▶ PROMPT 1
In the health care passage, how long was the Commonwealth Fund study?
▶ PROMPT 2
Go on with the passage on U.S. health care quality and spending, starting right after its last sentence.

▶ EXERCISE PASSAGE
Rand, a respected, non-partisan research firm, has produced
a series of influential studies on quality and cost issues in health care.
"No matter where you live, you are at risk for poor care,"
said Eve A. Kerr, a co-author based at the Veterans Affairs Ann Arbor Health
Care System in Michigan.
The journal packaged the study with a second one
reinforcing the finding that although Americans spend far more per capita on
medicine, their health is not noticeably better than that of people in other
countries. The five-year study by the Commonwealth Fund found wide gaps in how
the United States and four other countries performed on such measures as breast
cancer and leukemia deaths, asthma deaths, suicide rates and cancer screening.
"The United States should be particularly concerned about
these results, given that we spend twice as much on health care as any other
country. So spending more doesn't necessarily result in better outcomes," said
Gerard Anderson of Johns Hopkins University's Bloomberg School of Public
Health.
In both studies, researchers concluded that the problem is
not a shortage of innovative medical solutions, but rather the lack of systems
to help doctors consistently administer the most effective treatments.
Antiquated record-keeping, duplication, cultural biases toward pricey
technology and a reimbursement system that rewards intervention rather than
prevention are major contributors to the problem, the authors found.
"If a doctor or hospital delivers very good care, they
don't get paid any differently than the doctor or hospital that does not give
good care," McGlynn said. "The reality is we pay when it's not very good."
That encourages over-utilization but not better results,
said Donald M. Berwick, head of the non-profit Institute for Healthcare
Improvement in Boston.
"We do more surgery, have more hospitalizations and
prescribe more drugs," he said in an interview. "We have a love affair with
technologies" and, as consumers, generally demand the "newest, most expensive"
care even though in many cases simpler, cheaper treatments work better, he
said.

▶ MATERIAL SHOWN
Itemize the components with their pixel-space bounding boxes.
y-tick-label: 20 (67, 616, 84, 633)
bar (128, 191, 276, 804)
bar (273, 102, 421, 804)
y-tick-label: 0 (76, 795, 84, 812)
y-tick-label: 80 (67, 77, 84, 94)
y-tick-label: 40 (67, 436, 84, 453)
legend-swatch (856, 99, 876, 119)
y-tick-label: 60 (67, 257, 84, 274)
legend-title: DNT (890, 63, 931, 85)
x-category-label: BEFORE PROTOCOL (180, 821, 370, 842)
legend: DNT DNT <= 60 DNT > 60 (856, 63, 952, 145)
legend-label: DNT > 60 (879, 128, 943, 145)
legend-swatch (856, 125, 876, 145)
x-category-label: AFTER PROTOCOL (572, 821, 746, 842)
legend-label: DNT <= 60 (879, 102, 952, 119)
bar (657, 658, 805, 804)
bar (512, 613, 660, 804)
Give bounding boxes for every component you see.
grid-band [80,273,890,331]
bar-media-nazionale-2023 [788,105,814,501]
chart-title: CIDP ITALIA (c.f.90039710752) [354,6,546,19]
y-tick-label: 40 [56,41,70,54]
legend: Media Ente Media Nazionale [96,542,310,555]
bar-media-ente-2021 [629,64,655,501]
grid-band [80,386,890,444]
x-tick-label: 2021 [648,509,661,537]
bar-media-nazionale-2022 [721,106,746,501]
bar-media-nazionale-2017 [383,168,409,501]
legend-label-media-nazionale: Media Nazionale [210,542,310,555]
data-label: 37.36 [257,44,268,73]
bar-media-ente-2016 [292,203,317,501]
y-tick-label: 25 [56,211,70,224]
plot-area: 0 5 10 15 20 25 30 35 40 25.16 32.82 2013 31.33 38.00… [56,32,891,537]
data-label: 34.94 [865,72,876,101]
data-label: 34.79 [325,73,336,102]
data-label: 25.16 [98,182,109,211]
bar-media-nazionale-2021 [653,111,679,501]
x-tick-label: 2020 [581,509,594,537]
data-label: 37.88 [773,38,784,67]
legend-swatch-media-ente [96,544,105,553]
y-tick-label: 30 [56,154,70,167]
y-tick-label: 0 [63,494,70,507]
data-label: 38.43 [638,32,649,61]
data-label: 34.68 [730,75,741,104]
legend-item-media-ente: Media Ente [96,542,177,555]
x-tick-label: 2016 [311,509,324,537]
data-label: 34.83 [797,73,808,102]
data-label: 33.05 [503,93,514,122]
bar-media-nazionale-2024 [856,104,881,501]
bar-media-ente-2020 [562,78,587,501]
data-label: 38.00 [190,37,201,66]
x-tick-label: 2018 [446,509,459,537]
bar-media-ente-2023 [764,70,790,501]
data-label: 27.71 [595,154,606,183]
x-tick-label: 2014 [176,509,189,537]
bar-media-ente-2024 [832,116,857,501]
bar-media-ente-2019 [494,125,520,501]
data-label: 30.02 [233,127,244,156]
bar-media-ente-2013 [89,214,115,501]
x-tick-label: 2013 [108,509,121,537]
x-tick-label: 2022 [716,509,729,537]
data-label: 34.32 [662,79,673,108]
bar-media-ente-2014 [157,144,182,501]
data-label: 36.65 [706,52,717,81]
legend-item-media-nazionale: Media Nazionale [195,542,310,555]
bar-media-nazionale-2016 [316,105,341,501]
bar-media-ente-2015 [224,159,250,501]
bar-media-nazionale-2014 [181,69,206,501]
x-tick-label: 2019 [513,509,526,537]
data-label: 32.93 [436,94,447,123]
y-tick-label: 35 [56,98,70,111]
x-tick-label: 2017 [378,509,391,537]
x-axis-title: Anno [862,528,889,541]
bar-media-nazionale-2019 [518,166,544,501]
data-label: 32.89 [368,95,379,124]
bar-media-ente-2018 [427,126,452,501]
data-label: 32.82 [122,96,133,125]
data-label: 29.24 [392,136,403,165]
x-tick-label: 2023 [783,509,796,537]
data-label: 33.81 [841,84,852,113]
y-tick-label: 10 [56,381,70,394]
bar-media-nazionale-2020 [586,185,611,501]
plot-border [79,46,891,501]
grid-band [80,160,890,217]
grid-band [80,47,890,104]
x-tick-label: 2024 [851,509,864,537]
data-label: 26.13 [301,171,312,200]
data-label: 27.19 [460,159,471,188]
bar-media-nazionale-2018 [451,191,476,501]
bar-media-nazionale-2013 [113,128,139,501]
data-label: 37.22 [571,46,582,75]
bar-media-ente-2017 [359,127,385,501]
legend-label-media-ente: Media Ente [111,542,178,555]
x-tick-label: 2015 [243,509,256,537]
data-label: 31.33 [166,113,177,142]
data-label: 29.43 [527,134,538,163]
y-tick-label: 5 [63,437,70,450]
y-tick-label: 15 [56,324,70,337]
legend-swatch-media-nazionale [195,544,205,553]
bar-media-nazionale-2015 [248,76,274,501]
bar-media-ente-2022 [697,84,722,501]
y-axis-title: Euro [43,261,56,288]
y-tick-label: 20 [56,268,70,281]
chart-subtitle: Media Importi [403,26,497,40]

▶ ANSWER BOX 1
Five years.

▶ ANSWER BOX 2
The Rand study focused on 12 randomly selected communities
of at least 200,000 people including Boston, Cleveland, Little Rock, Seattle
and Syracuse, N.Y. It examined treatment of 30 of the most common acute and
chronic conditions such as asthma, high blood pressure, pneumonia, heart
disease, urinary tract infections and mental illness. Reviewing medical records
over a two-year period, the researchers measured how often patients received
the tests, medications, counseling and surgery known to deliver optimal
results, called "best practices."
For example, they checked to see how often heart patients took an
aspirin a day, a simple step that has been shown to reduce heart attacks
by 15 percent. They tabulated how often blood pressure was checked in
hypertensive patients and what drugs were given for mental illness.
Tracking wrong or unnecessary care, such as bypass surgery
for minor heart disease, they also found that waste is a major expense.
"We could do a whole lot better with the same dollars if we
made sure tests were not repeated or patients didn't get antibiotics when they
didn't need them," McGlynn said.
In almost every community, the poorest care was for
diabetes, although extensive evidence shows how to manage the disease and
prevent its most serious complications.
Preventive care also fell short, the report found. Although
most of the 12 communities provided basic screening, such as measuring blood
pressure, more than 70 percent of the time, the numbers fell dramatically when
it came to screening for cancer, substance abuse or sexually transmitted
diseases.
The experts said many of the quality problems will continue
to worsen unless the United States makes vast improvements in health care
technology such as data collection and electronic records.